Write every record out again exactly as given.

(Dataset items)
--------

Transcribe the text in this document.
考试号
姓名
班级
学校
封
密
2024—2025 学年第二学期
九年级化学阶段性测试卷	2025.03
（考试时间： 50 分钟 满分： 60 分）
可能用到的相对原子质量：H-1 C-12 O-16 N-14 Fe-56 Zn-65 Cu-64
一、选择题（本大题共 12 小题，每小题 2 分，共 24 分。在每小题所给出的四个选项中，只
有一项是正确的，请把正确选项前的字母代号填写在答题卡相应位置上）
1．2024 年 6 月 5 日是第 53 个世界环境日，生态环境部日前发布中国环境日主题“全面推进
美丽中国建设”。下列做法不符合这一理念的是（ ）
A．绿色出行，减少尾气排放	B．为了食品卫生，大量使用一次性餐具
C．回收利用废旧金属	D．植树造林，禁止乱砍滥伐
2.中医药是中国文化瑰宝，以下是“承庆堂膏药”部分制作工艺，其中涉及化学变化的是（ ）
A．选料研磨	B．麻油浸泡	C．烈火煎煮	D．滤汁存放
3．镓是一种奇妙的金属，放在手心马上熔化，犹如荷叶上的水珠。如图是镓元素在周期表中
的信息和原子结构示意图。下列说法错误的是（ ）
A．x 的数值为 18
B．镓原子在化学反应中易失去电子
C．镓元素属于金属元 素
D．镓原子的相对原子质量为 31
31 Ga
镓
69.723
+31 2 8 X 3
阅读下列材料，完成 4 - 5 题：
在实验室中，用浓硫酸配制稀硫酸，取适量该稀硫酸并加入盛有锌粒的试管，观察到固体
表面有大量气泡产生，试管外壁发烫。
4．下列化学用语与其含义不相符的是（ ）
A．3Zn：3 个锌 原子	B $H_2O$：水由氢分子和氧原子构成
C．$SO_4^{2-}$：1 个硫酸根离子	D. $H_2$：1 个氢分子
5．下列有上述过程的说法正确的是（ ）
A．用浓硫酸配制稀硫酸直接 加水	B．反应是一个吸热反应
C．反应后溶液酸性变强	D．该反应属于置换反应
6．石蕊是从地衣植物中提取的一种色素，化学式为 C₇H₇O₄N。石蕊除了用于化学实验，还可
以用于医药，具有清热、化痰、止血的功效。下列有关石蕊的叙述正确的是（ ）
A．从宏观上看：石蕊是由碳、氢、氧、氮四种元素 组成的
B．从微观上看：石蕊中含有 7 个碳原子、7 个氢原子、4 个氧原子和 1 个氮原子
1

--------

*Solved problem:*
Transcribe the text in this document.
考试号
姓名
班级
学校
封
密
2024—2025 学年第二学期
九年级化学阶段性测试卷	2025.03
（考试时间： 50 分钟 满分： 60 分）
可能用到的相对原子质量：H-1 C-12 O-16 N-14 Fe-56 Zn-65 Cu-64
一、选择题（本大题共 12 小题，每小题 2 分，共 24 分。在每小题所给出的四个选项中，只
有一项是正确的，请把正确选项前的字母代号填写在答题卡相应位置上）
1．2024 年 6 月 5 日是第 53 个世界环境日，生态环境部日前发布中国环境日主题“全面推进
美丽中国建设”。下列做法不符合这一理念的是（ ）
A．绿色出行，减少尾气排放	B．为了食品卫生，大量使用一次性餐具
C．回收利用废旧金属	D．植树造林，禁止乱砍滥伐
2.中医药是中国文化瑰宝，以下是“承庆堂膏药”部分制作工艺，其中涉及化学变化的是（ ）
A．选料研磨	B．麻油浸泡	C．烈火煎煮	D．滤汁存放
3．镓是一种奇妙的金属，放在手心马上熔化，犹如荷叶上的水珠。如图是镓元素在周期表中
的信息和原子结构示意图。下列说法错误的是（ ）
A．x 的数值为 18
B．镓原子在化学反应中易失去电子
C．镓元素属于金属元 素
D．镓原子的相对原子质量为 31
31 Ga
镓
69.723
+31 2 8 X 3
阅读下列材料，完成 4 - 5 题：
在实验室中，用浓硫酸配制稀硫酸，取适量该稀硫酸并加入盛有锌粒的试管，观察到固体
表面有大量气泡产生，试管外壁发烫。
4．下列化学用语与其含义不相符的是（ ）
A．3Zn：3 个锌 原子	B $H_2O$：水由氢分子和氧原子构成
C．$SO_4^{2-}$：1 个硫酸根离子	D. $H_2$：1 个氢分子
5．下列有上述过程的说法正确的是（ ）
A．用浓硫酸配制稀硫酸直接 加水	B．反应是一个吸热反应
C．反应后溶液酸性变强	D．该反应属于置换反应
6．石蕊是从地衣植物中提取的一种色素，化学式为 C₇H₇O₄N。石蕊除了用于化学实验，还可
以用于医药，具有清热、化痰、止血的功效。下列有关石蕊的叙述正确的是（ ）
A．从宏观上看：石蕊是由碳、氢、氧、氮四种元素 组成的
B．从微观上看：石蕊中含有 7 个碳原子、7 个氢原子、4 个氧原子和 1 个氮原子
1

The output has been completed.